#### WORK TO DO:
Every record must be repeated exactly; omit any pictures they contain.

▬▬▬▬▬▬

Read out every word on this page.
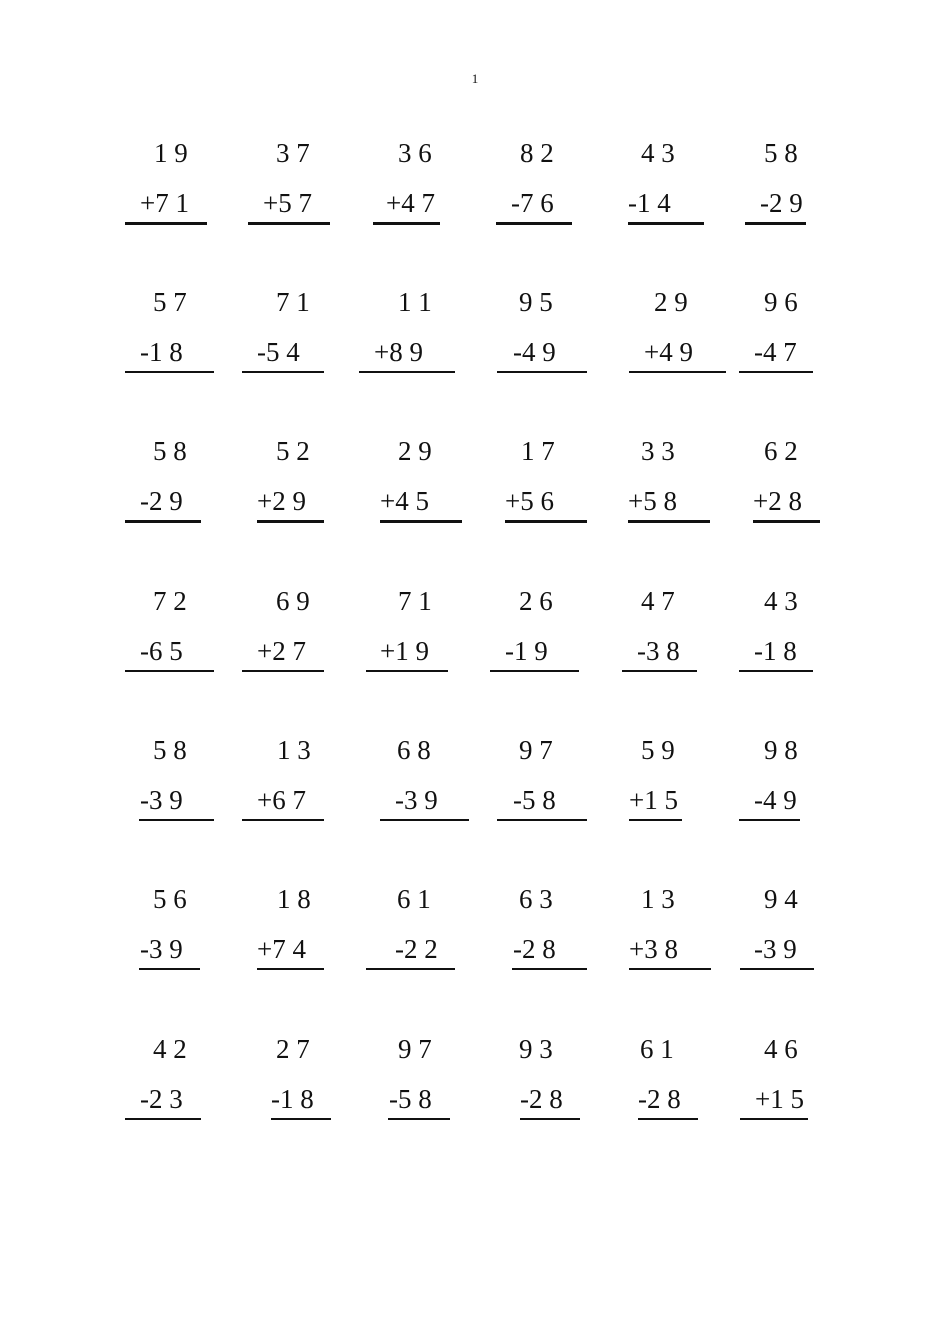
1
1 9
+7 1
3 7
+5 7
3 6
+4 7
8 2
-7 6
4 3
-1 4
5 8
-2 9
5 7
-1 8
7 1
-5 4
1 1
+8 9
9 5
-4 9
2 9
+4 9
9 6
-4 7
5 8
-2 9
5 2
+2 9
2 9
+4 5
1 7
+5 6
3 3
+5 8
6 2
+2 8
7 2
-6 5
6 9
+2 7
7 1
+1 9
2 6
-1 9
4 7
-3 8
4 3
-1 8
5 8
-3 9
1 3
+6 7
6 8
-3 9
9 7
-5 8
5 9
+1 5
9 8
-4 9
5 6
-3 9
1 8
+7 4
6 1
-2 2
6 3
-2 8
1 3
+3 8
9 4
-3 9
4 2
-2 3
2 7
-1 8
9 7
-5 8
9 3
-2 8
6 1
-2 8
4 6
+1 5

▬▬▬▬▬▬

#### SOLUTION TO THE PROBLEM:
Read out every word on this page.
1
1 9
+7 1
3 7
+5 7
3 6
+4 7
8 2
-7 6
4 3
-1 4
5 8
-2 9
5 7
-1 8
7 1
-5 4
1 1
+8 9
9 5
-4 9
2 9
+4 9
9 6
-4 7
5 8
-2 9
5 2
+2 9
2 9
+4 5
1 7
+5 6
3 3
+5 8
6 2
+2 8
7 2
-6 5
6 9
+2 7
7 1
+1 9
2 6
-1 9
4 7
-3 8
4 3
-1 8
5 8
-3 9
1 3
+6 7
6 8
-3 9
9 7
-5 8
5 9
+1 5
9 8
-4 9
5 6
-3 9
1 8
+7 4
6 1
-2 2
6 3
-2 8
1 3
+3 8
9 4
-3 9
4 2
-2 3
2 7
-1 8
9 7
-5 8
9 3
-2 8
6 1
-2 8
4 6
+1 5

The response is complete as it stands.